## Exercise brief
Figure out how many lines of the material below contain the word "this". Answer with the number only.

## Data entries
^^^^^^^^^^^^^^^^

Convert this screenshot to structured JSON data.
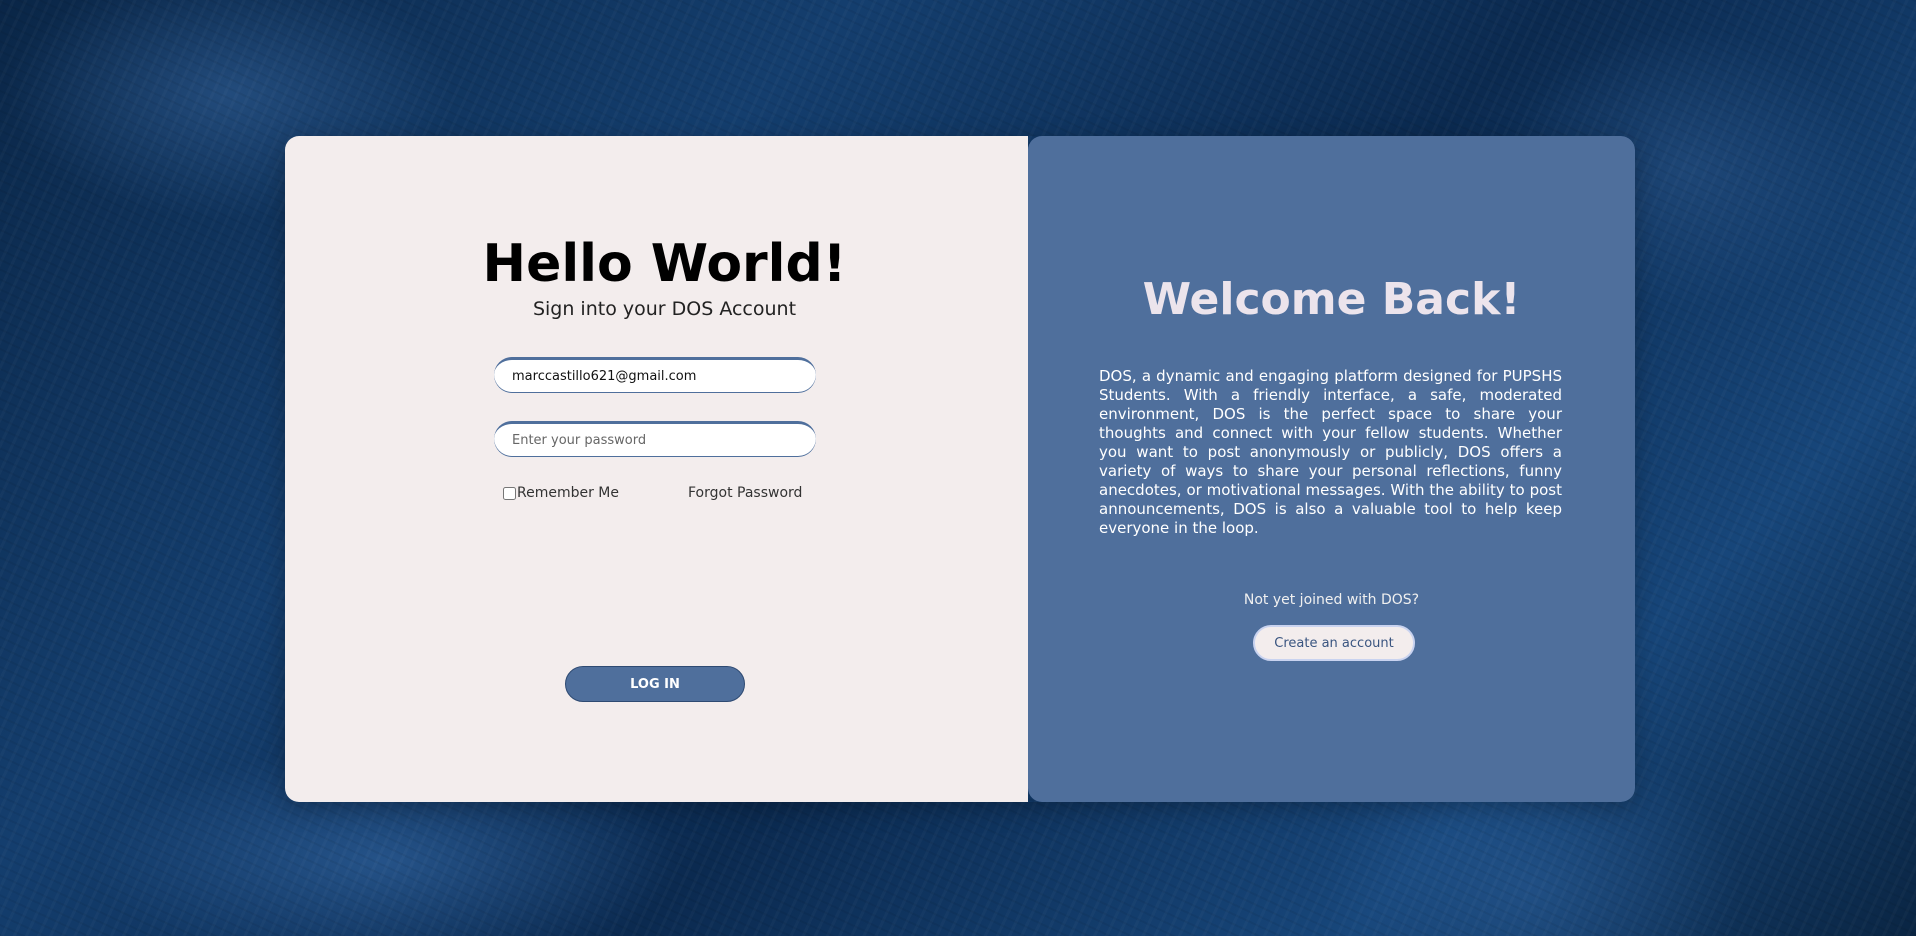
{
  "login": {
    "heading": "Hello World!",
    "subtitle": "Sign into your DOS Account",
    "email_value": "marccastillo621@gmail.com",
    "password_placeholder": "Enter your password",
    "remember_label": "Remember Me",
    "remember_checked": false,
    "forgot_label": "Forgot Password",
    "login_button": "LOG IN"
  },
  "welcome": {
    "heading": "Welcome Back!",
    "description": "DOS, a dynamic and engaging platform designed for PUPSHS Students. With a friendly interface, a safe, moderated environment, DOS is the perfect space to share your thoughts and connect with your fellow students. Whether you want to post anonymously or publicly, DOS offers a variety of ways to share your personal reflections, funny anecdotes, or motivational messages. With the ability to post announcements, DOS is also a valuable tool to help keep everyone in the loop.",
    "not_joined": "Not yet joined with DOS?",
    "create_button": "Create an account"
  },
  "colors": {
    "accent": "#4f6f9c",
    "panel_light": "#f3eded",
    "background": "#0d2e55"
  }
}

^^^^^^^^^^^^^^^^

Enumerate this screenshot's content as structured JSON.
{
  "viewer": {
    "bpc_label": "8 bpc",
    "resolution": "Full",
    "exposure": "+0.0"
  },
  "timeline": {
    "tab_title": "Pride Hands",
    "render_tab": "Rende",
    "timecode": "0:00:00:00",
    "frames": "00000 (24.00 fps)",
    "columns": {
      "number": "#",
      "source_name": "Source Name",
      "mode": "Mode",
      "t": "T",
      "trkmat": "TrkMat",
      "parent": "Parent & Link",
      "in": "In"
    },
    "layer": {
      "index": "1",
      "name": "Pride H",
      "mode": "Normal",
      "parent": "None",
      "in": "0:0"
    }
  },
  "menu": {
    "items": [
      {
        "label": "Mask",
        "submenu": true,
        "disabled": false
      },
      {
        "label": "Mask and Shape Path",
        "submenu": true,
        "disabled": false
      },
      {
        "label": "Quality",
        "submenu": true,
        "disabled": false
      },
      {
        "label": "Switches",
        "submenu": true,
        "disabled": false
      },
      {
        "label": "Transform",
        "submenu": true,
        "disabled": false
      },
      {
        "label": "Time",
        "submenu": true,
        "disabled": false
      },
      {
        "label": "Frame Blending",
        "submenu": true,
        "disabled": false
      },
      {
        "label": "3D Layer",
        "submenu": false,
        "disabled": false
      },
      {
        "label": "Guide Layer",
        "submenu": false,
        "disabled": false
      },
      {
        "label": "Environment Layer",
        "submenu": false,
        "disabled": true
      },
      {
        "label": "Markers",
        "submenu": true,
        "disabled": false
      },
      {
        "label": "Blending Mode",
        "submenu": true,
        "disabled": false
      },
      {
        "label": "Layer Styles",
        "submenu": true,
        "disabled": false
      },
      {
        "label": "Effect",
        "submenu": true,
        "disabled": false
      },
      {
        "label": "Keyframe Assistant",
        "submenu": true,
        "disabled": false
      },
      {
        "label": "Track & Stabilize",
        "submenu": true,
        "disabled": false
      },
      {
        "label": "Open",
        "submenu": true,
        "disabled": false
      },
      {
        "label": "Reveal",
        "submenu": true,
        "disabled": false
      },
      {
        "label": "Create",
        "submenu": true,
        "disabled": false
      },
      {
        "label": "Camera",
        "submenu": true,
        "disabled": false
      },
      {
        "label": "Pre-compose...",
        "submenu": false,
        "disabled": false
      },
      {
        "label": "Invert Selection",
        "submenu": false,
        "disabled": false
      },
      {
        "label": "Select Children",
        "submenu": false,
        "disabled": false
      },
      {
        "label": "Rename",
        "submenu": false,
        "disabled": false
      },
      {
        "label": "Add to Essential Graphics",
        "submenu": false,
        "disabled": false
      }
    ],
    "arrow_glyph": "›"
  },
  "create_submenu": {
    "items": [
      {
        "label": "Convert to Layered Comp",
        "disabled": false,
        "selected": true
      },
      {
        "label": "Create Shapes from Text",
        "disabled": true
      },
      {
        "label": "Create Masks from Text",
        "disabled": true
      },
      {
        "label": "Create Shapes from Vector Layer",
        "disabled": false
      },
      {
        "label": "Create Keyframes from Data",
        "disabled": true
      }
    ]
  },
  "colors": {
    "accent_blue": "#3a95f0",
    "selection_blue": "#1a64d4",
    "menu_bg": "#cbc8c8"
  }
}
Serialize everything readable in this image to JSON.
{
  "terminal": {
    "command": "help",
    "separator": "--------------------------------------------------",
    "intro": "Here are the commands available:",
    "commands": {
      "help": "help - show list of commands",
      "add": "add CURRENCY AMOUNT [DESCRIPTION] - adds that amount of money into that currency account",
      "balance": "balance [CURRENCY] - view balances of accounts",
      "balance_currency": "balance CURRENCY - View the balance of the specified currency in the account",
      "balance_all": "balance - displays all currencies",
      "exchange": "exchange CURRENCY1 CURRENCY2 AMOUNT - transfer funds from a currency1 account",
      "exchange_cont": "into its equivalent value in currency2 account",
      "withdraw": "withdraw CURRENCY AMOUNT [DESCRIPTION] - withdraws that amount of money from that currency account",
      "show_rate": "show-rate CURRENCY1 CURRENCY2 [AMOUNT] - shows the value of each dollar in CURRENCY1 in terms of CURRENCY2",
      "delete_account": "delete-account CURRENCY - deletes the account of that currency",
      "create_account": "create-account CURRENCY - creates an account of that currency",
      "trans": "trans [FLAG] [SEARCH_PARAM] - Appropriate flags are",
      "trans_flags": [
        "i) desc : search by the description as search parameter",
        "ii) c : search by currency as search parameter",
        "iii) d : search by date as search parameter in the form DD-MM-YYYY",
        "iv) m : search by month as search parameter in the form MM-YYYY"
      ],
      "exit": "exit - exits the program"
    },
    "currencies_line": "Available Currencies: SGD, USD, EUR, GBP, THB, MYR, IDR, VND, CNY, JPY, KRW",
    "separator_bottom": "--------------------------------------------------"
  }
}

^^^^^^^^^^^^^^^^

## Reply to the exercise
3